--- Data entries ---

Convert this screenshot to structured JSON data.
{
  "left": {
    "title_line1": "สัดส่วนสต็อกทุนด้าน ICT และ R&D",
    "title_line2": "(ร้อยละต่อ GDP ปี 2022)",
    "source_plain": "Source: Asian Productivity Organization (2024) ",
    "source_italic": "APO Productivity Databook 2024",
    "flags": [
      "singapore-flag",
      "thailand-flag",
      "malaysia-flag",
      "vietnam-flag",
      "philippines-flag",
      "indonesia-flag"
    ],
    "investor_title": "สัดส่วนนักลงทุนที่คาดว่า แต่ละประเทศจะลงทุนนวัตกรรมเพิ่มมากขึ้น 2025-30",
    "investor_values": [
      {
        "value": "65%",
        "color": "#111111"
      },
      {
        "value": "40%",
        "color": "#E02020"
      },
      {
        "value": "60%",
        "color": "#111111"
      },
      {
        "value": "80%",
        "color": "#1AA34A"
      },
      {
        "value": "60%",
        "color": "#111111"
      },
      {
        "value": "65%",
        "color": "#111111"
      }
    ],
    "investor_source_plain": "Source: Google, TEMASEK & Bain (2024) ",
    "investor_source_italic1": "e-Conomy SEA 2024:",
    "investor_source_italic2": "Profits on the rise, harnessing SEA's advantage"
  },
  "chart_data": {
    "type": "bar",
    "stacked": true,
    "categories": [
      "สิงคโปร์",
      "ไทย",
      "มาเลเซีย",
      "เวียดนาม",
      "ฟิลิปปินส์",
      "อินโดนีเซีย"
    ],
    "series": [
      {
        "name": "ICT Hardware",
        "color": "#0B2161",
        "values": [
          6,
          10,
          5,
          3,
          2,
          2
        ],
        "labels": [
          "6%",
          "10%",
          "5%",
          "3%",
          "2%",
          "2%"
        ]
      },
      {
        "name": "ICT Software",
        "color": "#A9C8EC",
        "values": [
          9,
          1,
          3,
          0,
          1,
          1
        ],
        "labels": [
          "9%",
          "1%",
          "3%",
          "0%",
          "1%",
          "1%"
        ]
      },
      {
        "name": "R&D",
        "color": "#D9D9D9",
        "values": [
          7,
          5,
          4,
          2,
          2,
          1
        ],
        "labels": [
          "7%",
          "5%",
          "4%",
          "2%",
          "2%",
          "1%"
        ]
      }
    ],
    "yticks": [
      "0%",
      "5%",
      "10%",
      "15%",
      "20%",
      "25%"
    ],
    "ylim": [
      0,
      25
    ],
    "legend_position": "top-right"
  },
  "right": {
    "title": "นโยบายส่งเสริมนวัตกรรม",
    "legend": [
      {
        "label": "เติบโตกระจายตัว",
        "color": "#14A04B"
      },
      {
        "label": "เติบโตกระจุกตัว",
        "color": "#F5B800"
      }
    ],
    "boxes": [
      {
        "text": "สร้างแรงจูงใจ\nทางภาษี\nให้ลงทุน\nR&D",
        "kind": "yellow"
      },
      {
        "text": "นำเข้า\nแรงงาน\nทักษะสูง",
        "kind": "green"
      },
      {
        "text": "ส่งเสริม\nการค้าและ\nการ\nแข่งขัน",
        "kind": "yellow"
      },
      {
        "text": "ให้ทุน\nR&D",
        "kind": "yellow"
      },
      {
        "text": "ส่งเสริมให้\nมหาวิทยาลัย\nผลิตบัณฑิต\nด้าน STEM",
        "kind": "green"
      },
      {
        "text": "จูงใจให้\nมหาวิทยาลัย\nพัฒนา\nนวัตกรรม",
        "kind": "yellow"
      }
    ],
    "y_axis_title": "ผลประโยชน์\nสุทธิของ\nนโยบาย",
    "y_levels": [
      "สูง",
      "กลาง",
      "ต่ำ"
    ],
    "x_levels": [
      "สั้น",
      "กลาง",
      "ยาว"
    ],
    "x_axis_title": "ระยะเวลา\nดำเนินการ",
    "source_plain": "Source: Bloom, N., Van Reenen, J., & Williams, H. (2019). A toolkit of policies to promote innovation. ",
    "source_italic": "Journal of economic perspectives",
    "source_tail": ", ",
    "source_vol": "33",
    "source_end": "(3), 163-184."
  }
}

---

Reproduce the complete set of lines precisely as supplied.

Convert this screenshot to structured JSON data.
{
  "left": {
    "title_line1": "สัดส่วนสต็อกทุนด้าน ICT และ R&D",
    "title_line2": "(ร้อยละต่อ GDP ปี 2022)",
    "source_plain": "Source: Asian Productivity Organization (2024) ",
    "source_italic": "APO Productivity Databook 2024",
    "flags": [
      "singapore-flag",
      "thailand-flag",
      "malaysia-flag",
      "vietnam-flag",
      "philippines-flag",
      "indonesia-flag"
    ],
    "investor_title": "สัดส่วนนักลงทุนที่คาดว่า แต่ละประเทศจะลงทุนนวัตกรรมเพิ่มมากขึ้น 2025-30",
    "investor_values": [
      {
        "value": "65%",
        "color": "#111111"
      },
      {
        "value": "40%",
        "color": "#E02020"
      },
      {
        "value": "60%",
        "color": "#111111"
      },
      {
        "value": "80%",
        "color": "#1AA34A"
      },
      {
        "value": "60%",
        "color": "#111111"
      },
      {
        "value": "65%",
        "color": "#111111"
      }
    ],
    "investor_source_plain": "Source: Google, TEMASEK & Bain (2024) ",
    "investor_source_italic1": "e-Conomy SEA 2024:",
    "investor_source_italic2": "Profits on the rise, harnessing SEA's advantage"
  },
  "chart_data": {
    "type": "bar",
    "stacked": true,
    "categories": [
      "สิงคโปร์",
      "ไทย",
      "มาเลเซีย",
      "เวียดนาม",
      "ฟิลิปปินส์",
      "อินโดนีเซีย"
    ],
    "series": [
      {
        "name": "ICT Hardware",
        "color": "#0B2161",
        "values": [
          6,
          10,
          5,
          3,
          2,
          2
        ],
        "labels": [
          "6%",
          "10%",
          "5%",
          "3%",
          "2%",
          "2%"
        ]
      },
      {
        "name": "ICT Software",
        "color": "#A9C8EC",
        "values": [
          9,
          1,
          3,
          0,
          1,
          1
        ],
        "labels": [
          "9%",
          "1%",
          "3%",
          "0%",
          "1%",
          "1%"
        ]
      },
      {
        "name": "R&D",
        "color": "#D9D9D9",
        "values": [
          7,
          5,
          4,
          2,
          2,
          1
        ],
        "labels": [
          "7%",
          "5%",
          "4%",
          "2%",
          "2%",
          "1%"
        ]
      }
    ],
    "yticks": [
      "0%",
      "5%",
      "10%",
      "15%",
      "20%",
      "25%"
    ],
    "ylim": [
      0,
      25
    ],
    "legend_position": "top-right"
  },
  "right": {
    "title": "นโยบายส่งเสริมนวัตกรรม",
    "legend": [
      {
        "label": "เติบโตกระจายตัว",
        "color": "#14A04B"
      },
      {
        "label": "เติบโตกระจุกตัว",
        "color": "#F5B800"
      }
    ],
    "boxes": [
      {
        "text": "สร้างแรงจูงใจ\nทางภาษี\nให้ลงทุน\nR&D",
        "kind": "yellow"
      },
      {
        "text": "นำเข้า\nแรงงาน\nทักษะสูง",
        "kind": "green"
      },
      {
        "text": "ส่งเสริม\nการค้าและ\nการ\nแข่งขัน",
        "kind": "yellow"
      },
      {
        "text": "ให้ทุน\nR&D",
        "kind": "yellow"
      },
      {
        "text": "ส่งเสริมให้\nมหาวิทยาลัย\nผลิตบัณฑิต\nด้าน STEM",
        "kind": "green"
      },
      {
        "text": "จูงใจให้\nมหาวิทยาลัย\nพัฒนา\nนวัตกรรม",
        "kind": "yellow"
      }
    ],
    "y_axis_title": "ผลประโยชน์\nสุทธิของ\nนโยบาย",
    "y_levels": [
      "สูง",
      "กลาง",
      "ต่ำ"
    ],
    "x_levels": [
      "สั้น",
      "กลาง",
      "ยาว"
    ],
    "x_axis_title": "ระยะเวลา\nดำเนินการ",
    "source_plain": "Source: Bloom, N., Van Reenen, J., & Williams, H. (2019). A toolkit of policies to promote innovation. ",
    "source_italic": "Journal of economic perspectives",
    "source_tail": ", ",
    "source_vol": "33",
    "source_end": "(3), 163-184."
  }
}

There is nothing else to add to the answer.